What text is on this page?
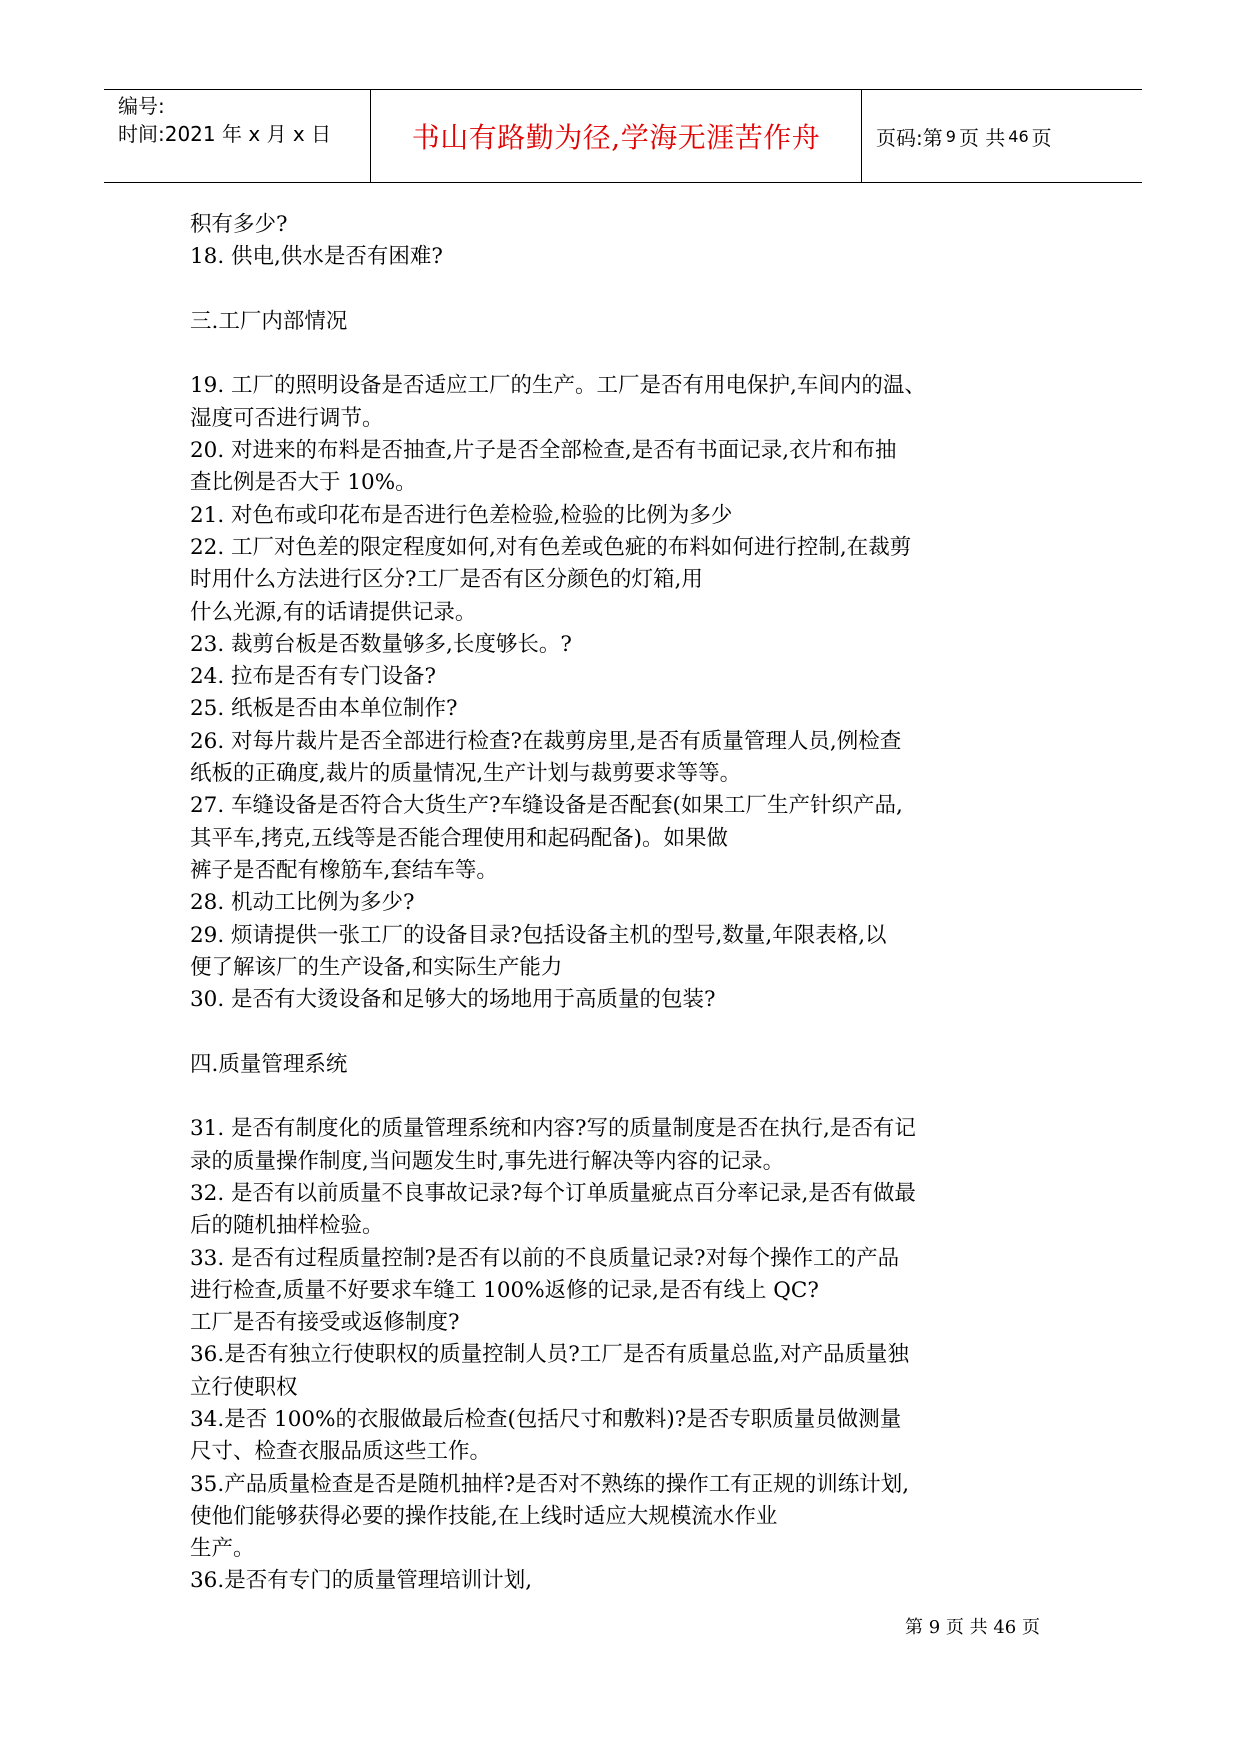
编号:
时间:2021 年 x 月 x 日	书山有路勤为径,学海无涯苦作舟	页码:第 9 页 共 46 页

积有多少?

18. 供电,供水是否有困难?

三.工厂内部情况

19. 工厂的照明设备是否适应工厂的生产。工厂是否有用电保护,车间内的温、

湿度可否进行调节。

20. 对进来的布料是否抽查,片子是否全部检查,是否有书面记录,衣片和布抽

查比例是否大于 10%。

21. 对色布或印花布是否进行色差检验,检验的比例为多少

22. 工厂对色差的限定程度如何,对有色差或色疵的布料如何进行控制,在裁剪

时用什么方法进行区分?工厂是否有区分颜色的灯箱,用

什么光源,有的话请提供记录。

23. 裁剪台板是否数量够多,长度够长。?

24. 拉布是否有专门设备?

25. 纸板是否由本单位制作?

26. 对每片裁片是否全部进行检查?在裁剪房里,是否有质量管理人员,例检查

纸板的正确度,裁片的质量情况,生产计划与裁剪要求等等。

27. 车缝设备是否符合大货生产?车缝设备是否配套(如果工厂生产针织产品,

其平车,拷克,五线等是否能合理使用和起码配备)。如果做

裤子是否配有橡筋车,套结车等。

28. 机动工比例为多少?

29. 烦请提供一张工厂的设备目录?包括设备主机的型号,数量,年限表格,以

便了解该厂的生产设备,和实际生产能力

30. 是否有大烫设备和足够大的场地用于高质量的包装?

四.质量管理系统

31. 是否有制度化的质量管理系统和内容?写的质量制度是否在执行,是否有记

录的质量操作制度,当问题发生时,事先进行解决等内容的记录。

32. 是否有以前质量不良事故记录?每个订单质量疵点百分率记录,是否有做最

后的随机抽样检验。

33. 是否有过程质量控制?是否有以前的不良质量记录?对每个操作工的产品

进行检查,质量不好要求车缝工 100%返修的记录,是否有线上 QC?

工厂是否有接受或返修制度?

36.是否有独立行使职权的质量控制人员?工厂是否有质量总监,对产品质量独

立行使职权

34.是否 100%的衣服做最后检查(包括尺寸和敷料)?是否专职质量员做测量

尺寸、检查衣服品质这些工作。

35.产品质量检查是否是随机抽样?是否对不熟练的操作工有正规的训练计划,

使他们能够获得必要的操作技能,在上线时适应大规模流水作业

生产。

36.是否有专门的质量管理培训计划,

第 9 页 共 46 页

────────────────────────────────────────

• DIRECTION
Return each line from the material above exactly, but not the pictures.

• THE REPLY
What text is on this page?
编号:
时间:2021 年 x 月 x 日	书山有路勤为径,学海无涯苦作舟	页码:第 9 页 共 46 页

积有多少?

18. 供电,供水是否有困难?

三.工厂内部情况

19. 工厂的照明设备是否适应工厂的生产。工厂是否有用电保护,车间内的温、

湿度可否进行调节。

20. 对进来的布料是否抽查,片子是否全部检查,是否有书面记录,衣片和布抽

查比例是否大于 10%。

21. 对色布或印花布是否进行色差检验,检验的比例为多少

22. 工厂对色差的限定程度如何,对有色差或色疵的布料如何进行控制,在裁剪

时用什么方法进行区分?工厂是否有区分颜色的灯箱,用

什么光源,有的话请提供记录。

23. 裁剪台板是否数量够多,长度够长。?

24. 拉布是否有专门设备?

25. 纸板是否由本单位制作?

26. 对每片裁片是否全部进行检查?在裁剪房里,是否有质量管理人员,例检查

纸板的正确度,裁片的质量情况,生产计划与裁剪要求等等。

27. 车缝设备是否符合大货生产?车缝设备是否配套(如果工厂生产针织产品,

其平车,拷克,五线等是否能合理使用和起码配备)。如果做

裤子是否配有橡筋车,套结车等。

28. 机动工比例为多少?

29. 烦请提供一张工厂的设备目录?包括设备主机的型号,数量,年限表格,以

便了解该厂的生产设备,和实际生产能力

30. 是否有大烫设备和足够大的场地用于高质量的包装?

四.质量管理系统

31. 是否有制度化的质量管理系统和内容?写的质量制度是否在执行,是否有记

录的质量操作制度,当问题发生时,事先进行解决等内容的记录。

32. 是否有以前质量不良事故记录?每个订单质量疵点百分率记录,是否有做最

后的随机抽样检验。

33. 是否有过程质量控制?是否有以前的不良质量记录?对每个操作工的产品

进行检查,质量不好要求车缝工 100%返修的记录,是否有线上 QC?

工厂是否有接受或返修制度?

36.是否有独立行使职权的质量控制人员?工厂是否有质量总监,对产品质量独

立行使职权

34.是否 100%的衣服做最后检查(包括尺寸和敷料)?是否专职质量员做测量

尺寸、检查衣服品质这些工作。

35.产品质量检查是否是随机抽样?是否对不熟练的操作工有正规的训练计划,

使他们能够获得必要的操作技能,在上线时适应大规模流水作业

生产。

36.是否有专门的质量管理培训计划,

第 9 页 共 46 页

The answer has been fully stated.